> [Aim of the exercise]: Can all of these lines be returned exactly?

> [Input]:
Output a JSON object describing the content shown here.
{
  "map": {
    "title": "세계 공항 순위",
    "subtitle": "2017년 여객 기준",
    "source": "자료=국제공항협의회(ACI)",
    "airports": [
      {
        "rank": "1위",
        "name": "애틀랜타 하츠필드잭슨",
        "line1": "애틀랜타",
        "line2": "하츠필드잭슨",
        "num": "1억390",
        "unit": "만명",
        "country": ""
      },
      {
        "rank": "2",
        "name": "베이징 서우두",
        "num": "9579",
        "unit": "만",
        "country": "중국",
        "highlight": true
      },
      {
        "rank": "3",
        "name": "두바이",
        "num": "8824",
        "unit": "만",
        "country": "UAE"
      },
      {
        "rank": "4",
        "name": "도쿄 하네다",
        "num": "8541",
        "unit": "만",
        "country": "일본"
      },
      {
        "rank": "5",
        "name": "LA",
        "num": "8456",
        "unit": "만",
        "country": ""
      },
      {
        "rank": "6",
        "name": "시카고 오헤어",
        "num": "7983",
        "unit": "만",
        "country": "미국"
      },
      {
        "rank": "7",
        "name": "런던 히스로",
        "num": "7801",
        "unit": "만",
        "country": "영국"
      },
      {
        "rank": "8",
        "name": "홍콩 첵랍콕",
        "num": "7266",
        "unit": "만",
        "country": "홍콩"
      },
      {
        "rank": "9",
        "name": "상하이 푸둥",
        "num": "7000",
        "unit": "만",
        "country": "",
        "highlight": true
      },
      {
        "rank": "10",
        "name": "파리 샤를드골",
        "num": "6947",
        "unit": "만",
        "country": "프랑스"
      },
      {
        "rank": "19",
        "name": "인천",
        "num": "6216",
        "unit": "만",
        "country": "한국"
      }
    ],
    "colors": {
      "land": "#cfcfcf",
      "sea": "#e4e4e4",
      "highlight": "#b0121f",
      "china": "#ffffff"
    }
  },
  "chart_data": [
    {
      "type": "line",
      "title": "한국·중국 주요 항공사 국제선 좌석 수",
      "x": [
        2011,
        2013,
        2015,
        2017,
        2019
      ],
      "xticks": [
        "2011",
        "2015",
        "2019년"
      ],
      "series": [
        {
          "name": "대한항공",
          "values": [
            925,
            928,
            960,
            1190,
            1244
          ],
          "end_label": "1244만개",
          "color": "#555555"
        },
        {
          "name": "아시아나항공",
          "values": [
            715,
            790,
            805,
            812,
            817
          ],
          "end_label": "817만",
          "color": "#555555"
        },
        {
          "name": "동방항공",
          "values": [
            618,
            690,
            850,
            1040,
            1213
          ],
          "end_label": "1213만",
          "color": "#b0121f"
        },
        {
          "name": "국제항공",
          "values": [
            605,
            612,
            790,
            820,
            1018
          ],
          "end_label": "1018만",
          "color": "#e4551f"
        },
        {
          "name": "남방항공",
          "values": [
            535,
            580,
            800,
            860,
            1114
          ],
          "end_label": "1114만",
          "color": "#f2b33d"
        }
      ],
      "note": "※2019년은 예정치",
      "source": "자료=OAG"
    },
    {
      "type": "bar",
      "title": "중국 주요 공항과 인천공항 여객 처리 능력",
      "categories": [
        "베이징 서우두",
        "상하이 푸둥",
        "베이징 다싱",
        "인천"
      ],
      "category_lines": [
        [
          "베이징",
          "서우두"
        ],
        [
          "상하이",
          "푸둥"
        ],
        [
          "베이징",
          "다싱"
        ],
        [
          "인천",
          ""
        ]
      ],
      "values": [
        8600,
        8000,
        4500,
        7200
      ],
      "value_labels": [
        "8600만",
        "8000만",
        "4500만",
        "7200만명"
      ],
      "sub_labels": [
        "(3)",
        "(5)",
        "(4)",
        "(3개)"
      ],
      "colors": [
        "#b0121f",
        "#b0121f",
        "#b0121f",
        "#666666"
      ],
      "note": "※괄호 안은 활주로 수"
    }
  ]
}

> [Expected answer]:
Output a JSON object describing the content shown here.
{
  "map": {
    "title": "세계 공항 순위",
    "subtitle": "2017년 여객 기준",
    "source": "자료=국제공항협의회(ACI)",
    "airports": [
      {
        "rank": "1위",
        "name": "애틀랜타 하츠필드잭슨",
        "line1": "애틀랜타",
        "line2": "하츠필드잭슨",
        "num": "1억390",
        "unit": "만명",
        "country": ""
      },
      {
        "rank": "2",
        "name": "베이징 서우두",
        "num": "9579",
        "unit": "만",
        "country": "중국",
        "highlight": true
      },
      {
        "rank": "3",
        "name": "두바이",
        "num": "8824",
        "unit": "만",
        "country": "UAE"
      },
      {
        "rank": "4",
        "name": "도쿄 하네다",
        "num": "8541",
        "unit": "만",
        "country": "일본"
      },
      {
        "rank": "5",
        "name": "LA",
        "num": "8456",
        "unit": "만",
        "country": ""
      },
      {
        "rank": "6",
        "name": "시카고 오헤어",
        "num": "7983",
        "unit": "만",
        "country": "미국"
      },
      {
        "rank": "7",
        "name": "런던 히스로",
        "num": "7801",
        "unit": "만",
        "country": "영국"
      },
      {
        "rank": "8",
        "name": "홍콩 첵랍콕",
        "num": "7266",
        "unit": "만",
        "country": "홍콩"
      },
      {
        "rank": "9",
        "name": "상하이 푸둥",
        "num": "7000",
        "unit": "만",
        "country": "",
        "highlight": true
      },
      {
        "rank": "10",
        "name": "파리 샤를드골",
        "num": "6947",
        "unit": "만",
        "country": "프랑스"
      },
      {
        "rank": "19",
        "name": "인천",
        "num": "6216",
        "unit": "만",
        "country": "한국"
      }
    ],
    "colors": {
      "land": "#cfcfcf",
      "sea": "#e4e4e4",
      "highlight": "#b0121f",
      "china": "#ffffff"
    }
  },
  "chart_data": [
    {
      "type": "line",
      "title": "한국·중국 주요 항공사 국제선 좌석 수",
      "x": [
        2011,
        2013,
        2015,
        2017,
        2019
      ],
      "xticks": [
        "2011",
        "2015",
        "2019년"
      ],
      "series": [
        {
          "name": "대한항공",
          "values": [
            925,
            928,
            960,
            1190,
            1244
          ],
          "end_label": "1244만개",
          "color": "#555555"
        },
        {
          "name": "아시아나항공",
          "values": [
            715,
            790,
            805,
            812,
            817
          ],
          "end_label": "817만",
          "color": "#555555"
        },
        {
          "name": "동방항공",
          "values": [
            618,
            690,
            850,
            1040,
            1213
          ],
          "end_label": "1213만",
          "color": "#b0121f"
        },
        {
          "name": "국제항공",
          "values": [
            605,
            612,
            790,
            820,
            1018
          ],
          "end_label": "1018만",
          "color": "#e4551f"
        },
        {
          "name": "남방항공",
          "values": [
            535,
            580,
            800,
            860,
            1114
          ],
          "end_label": "1114만",
          "color": "#f2b33d"
        }
      ],
      "note": "※2019년은 예정치",
      "source": "자료=OAG"
    },
    {
      "type": "bar",
      "title": "중국 주요 공항과 인천공항 여객 처리 능력",
      "categories": [
        "베이징 서우두",
        "상하이 푸둥",
        "베이징 다싱",
        "인천"
      ],
      "category_lines": [
        [
          "베이징",
          "서우두"
        ],
        [
          "상하이",
          "푸둥"
        ],
        [
          "베이징",
          "다싱"
        ],
        [
          "인천",
          ""
        ]
      ],
      "values": [
        8600,
        8000,
        4500,
        7200
      ],
      "value_labels": [
        "8600만",
        "8000만",
        "4500만",
        "7200만명"
      ],
      "sub_labels": [
        "(3)",
        "(5)",
        "(4)",
        "(3개)"
      ],
      "colors": [
        "#b0121f",
        "#b0121f",
        "#b0121f",
        "#666666"
      ],
      "note": "※괄호 안은 활주로 수"
    }
  ]
}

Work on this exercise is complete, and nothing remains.